-- START OF The records --

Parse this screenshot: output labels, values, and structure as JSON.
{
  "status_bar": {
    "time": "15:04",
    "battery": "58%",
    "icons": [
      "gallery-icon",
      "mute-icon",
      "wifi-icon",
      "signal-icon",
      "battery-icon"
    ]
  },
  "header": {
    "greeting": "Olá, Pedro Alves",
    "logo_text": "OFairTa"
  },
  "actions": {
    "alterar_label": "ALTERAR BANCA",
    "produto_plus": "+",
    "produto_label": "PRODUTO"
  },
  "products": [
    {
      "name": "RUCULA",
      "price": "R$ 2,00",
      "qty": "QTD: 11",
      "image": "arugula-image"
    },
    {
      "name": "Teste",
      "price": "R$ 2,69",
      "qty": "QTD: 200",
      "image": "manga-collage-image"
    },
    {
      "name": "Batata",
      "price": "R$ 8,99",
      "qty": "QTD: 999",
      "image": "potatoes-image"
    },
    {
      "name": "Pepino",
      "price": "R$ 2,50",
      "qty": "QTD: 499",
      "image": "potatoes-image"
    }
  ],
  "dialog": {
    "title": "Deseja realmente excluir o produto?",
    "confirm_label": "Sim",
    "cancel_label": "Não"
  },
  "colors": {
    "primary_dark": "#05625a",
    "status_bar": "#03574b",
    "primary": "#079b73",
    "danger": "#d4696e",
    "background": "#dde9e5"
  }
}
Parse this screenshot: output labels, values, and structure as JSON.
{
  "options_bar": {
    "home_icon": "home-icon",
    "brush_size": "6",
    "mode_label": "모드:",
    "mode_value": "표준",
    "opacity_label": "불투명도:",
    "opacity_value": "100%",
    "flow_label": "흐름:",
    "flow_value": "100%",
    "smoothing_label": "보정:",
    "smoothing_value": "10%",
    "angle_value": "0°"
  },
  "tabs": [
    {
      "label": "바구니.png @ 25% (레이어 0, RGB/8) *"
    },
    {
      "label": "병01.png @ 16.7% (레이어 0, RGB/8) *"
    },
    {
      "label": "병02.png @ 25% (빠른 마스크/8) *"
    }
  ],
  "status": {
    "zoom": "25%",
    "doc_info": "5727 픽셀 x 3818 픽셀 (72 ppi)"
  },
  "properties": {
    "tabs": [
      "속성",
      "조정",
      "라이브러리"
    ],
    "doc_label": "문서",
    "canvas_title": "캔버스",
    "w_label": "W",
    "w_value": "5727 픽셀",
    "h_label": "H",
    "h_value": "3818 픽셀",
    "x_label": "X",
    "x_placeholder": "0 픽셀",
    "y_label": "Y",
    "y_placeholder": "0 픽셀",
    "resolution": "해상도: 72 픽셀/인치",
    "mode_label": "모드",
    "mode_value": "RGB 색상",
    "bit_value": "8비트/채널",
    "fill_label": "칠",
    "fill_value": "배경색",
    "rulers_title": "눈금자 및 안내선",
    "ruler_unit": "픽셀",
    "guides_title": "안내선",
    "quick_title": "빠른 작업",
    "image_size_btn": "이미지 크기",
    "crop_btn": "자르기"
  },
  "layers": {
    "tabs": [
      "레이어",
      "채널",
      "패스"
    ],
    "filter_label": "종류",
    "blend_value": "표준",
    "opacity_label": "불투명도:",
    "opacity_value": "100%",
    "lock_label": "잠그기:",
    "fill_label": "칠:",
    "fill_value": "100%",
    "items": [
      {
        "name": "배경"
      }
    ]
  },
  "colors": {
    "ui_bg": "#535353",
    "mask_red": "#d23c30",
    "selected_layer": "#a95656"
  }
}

-- END OF The records --

Transcribe all entries exactly as they are given.

Parse this screenshot: output labels, values, and structure as JSON.
{
  "status_bar": {
    "time": "15:04",
    "battery": "58%",
    "icons": [
      "gallery-icon",
      "mute-icon",
      "wifi-icon",
      "signal-icon",
      "battery-icon"
    ]
  },
  "header": {
    "greeting": "Olá, Pedro Alves",
    "logo_text": "OFairTa"
  },
  "actions": {
    "alterar_label": "ALTERAR BANCA",
    "produto_plus": "+",
    "produto_label": "PRODUTO"
  },
  "products": [
    {
      "name": "RUCULA",
      "price": "R$ 2,00",
      "qty": "QTD: 11",
      "image": "arugula-image"
    },
    {
      "name": "Teste",
      "price": "R$ 2,69",
      "qty": "QTD: 200",
      "image": "manga-collage-image"
    },
    {
      "name": "Batata",
      "price": "R$ 8,99",
      "qty": "QTD: 999",
      "image": "potatoes-image"
    },
    {
      "name": "Pepino",
      "price": "R$ 2,50",
      "qty": "QTD: 499",
      "image": "potatoes-image"
    }
  ],
  "dialog": {
    "title": "Deseja realmente excluir o produto?",
    "confirm_label": "Sim",
    "cancel_label": "Não"
  },
  "colors": {
    "primary_dark": "#05625a",
    "status_bar": "#03574b",
    "primary": "#079b73",
    "danger": "#d4696e",
    "background": "#dde9e5"
  }
}
Parse this screenshot: output labels, values, and structure as JSON.
{
  "options_bar": {
    "home_icon": "home-icon",
    "brush_size": "6",
    "mode_label": "모드:",
    "mode_value": "표준",
    "opacity_label": "불투명도:",
    "opacity_value": "100%",
    "flow_label": "흐름:",
    "flow_value": "100%",
    "smoothing_label": "보정:",
    "smoothing_value": "10%",
    "angle_value": "0°"
  },
  "tabs": [
    {
      "label": "바구니.png @ 25% (레이어 0, RGB/8) *"
    },
    {
      "label": "병01.png @ 16.7% (레이어 0, RGB/8) *"
    },
    {
      "label": "병02.png @ 25% (빠른 마스크/8) *"
    }
  ],
  "status": {
    "zoom": "25%",
    "doc_info": "5727 픽셀 x 3818 픽셀 (72 ppi)"
  },
  "properties": {
    "tabs": [
      "속성",
      "조정",
      "라이브러리"
    ],
    "doc_label": "문서",
    "canvas_title": "캔버스",
    "w_label": "W",
    "w_value": "5727 픽셀",
    "h_label": "H",
    "h_value": "3818 픽셀",
    "x_label": "X",
    "x_placeholder": "0 픽셀",
    "y_label": "Y",
    "y_placeholder": "0 픽셀",
    "resolution": "해상도: 72 픽셀/인치",
    "mode_label": "모드",
    "mode_value": "RGB 색상",
    "bit_value": "8비트/채널",
    "fill_label": "칠",
    "fill_value": "배경색",
    "rulers_title": "눈금자 및 안내선",
    "ruler_unit": "픽셀",
    "guides_title": "안내선",
    "quick_title": "빠른 작업",
    "image_size_btn": "이미지 크기",
    "crop_btn": "자르기"
  },
  "layers": {
    "tabs": [
      "레이어",
      "채널",
      "패스"
    ],
    "filter_label": "종류",
    "blend_value": "표준",
    "opacity_label": "불투명도:",
    "opacity_value": "100%",
    "lock_label": "잠그기:",
    "fill_label": "칠:",
    "fill_value": "100%",
    "items": [
      {
        "name": "배경"
      }
    ]
  },
  "colors": {
    "ui_bg": "#535353",
    "mask_red": "#d23c30",
    "selected_layer": "#a95656"
  }
}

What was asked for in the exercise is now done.